» **DATA IN THIS EXERCISE**
* * * *
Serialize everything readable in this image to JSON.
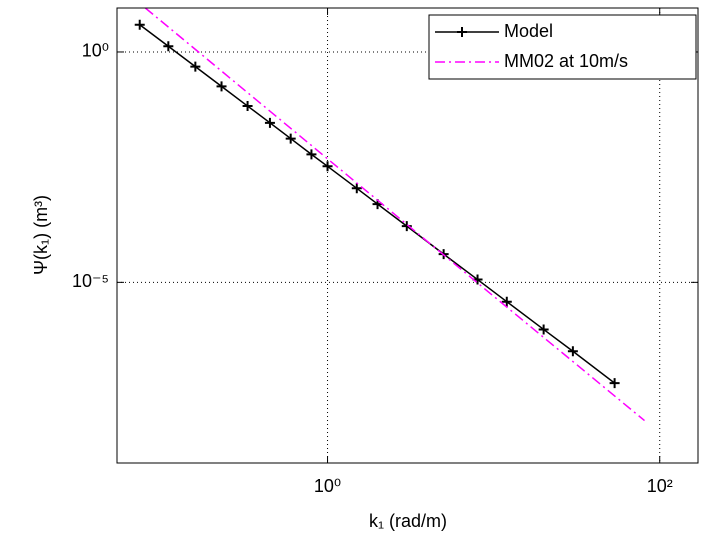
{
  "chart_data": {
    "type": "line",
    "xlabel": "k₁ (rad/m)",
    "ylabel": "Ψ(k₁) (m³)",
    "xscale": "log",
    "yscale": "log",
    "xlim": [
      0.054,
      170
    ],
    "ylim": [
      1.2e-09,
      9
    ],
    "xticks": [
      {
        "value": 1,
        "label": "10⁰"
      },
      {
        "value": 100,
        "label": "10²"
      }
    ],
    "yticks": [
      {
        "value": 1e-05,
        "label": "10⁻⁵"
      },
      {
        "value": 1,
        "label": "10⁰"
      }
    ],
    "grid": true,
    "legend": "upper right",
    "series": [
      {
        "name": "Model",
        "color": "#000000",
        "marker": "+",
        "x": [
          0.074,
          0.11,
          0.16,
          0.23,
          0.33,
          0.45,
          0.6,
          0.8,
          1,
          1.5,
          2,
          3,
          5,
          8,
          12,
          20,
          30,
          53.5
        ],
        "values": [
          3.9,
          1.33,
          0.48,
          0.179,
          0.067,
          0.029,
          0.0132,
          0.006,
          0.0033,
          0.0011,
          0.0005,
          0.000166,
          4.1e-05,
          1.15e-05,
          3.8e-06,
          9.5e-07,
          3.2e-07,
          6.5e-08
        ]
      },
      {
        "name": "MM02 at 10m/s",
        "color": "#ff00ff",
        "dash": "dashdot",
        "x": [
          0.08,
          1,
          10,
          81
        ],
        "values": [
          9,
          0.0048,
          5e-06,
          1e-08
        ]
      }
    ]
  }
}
* * * *
» **EXERCISE INSTRUCTIONS**
Reproduce all of the material above word for word. Omit the pictures.

» **RESPONSE TO THE EXERCISE**
Serialize everything readable in this image to JSON.
{
  "chart_data": {
    "type": "line",
    "xlabel": "k₁ (rad/m)",
    "ylabel": "Ψ(k₁) (m³)",
    "xscale": "log",
    "yscale": "log",
    "xlim": [
      0.054,
      170
    ],
    "ylim": [
      1.2e-09,
      9
    ],
    "xticks": [
      {
        "value": 1,
        "label": "10⁰"
      },
      {
        "value": 100,
        "label": "10²"
      }
    ],
    "yticks": [
      {
        "value": 1e-05,
        "label": "10⁻⁵"
      },
      {
        "value": 1,
        "label": "10⁰"
      }
    ],
    "grid": true,
    "legend": "upper right",
    "series": [
      {
        "name": "Model",
        "color": "#000000",
        "marker": "+",
        "x": [
          0.074,
          0.11,
          0.16,
          0.23,
          0.33,
          0.45,
          0.6,
          0.8,
          1,
          1.5,
          2,
          3,
          5,
          8,
          12,
          20,
          30,
          53.5
        ],
        "values": [
          3.9,
          1.33,
          0.48,
          0.179,
          0.067,
          0.029,
          0.0132,
          0.006,
          0.0033,
          0.0011,
          0.0005,
          0.000166,
          4.1e-05,
          1.15e-05,
          3.8e-06,
          9.5e-07,
          3.2e-07,
          6.5e-08
        ]
      },
      {
        "name": "MM02 at 10m/s",
        "color": "#ff00ff",
        "dash": "dashdot",
        "x": [
          0.08,
          1,
          10,
          81
        ],
        "values": [
          9,
          0.0048,
          5e-06,
          1e-08
        ]
      }
    ]
  }
}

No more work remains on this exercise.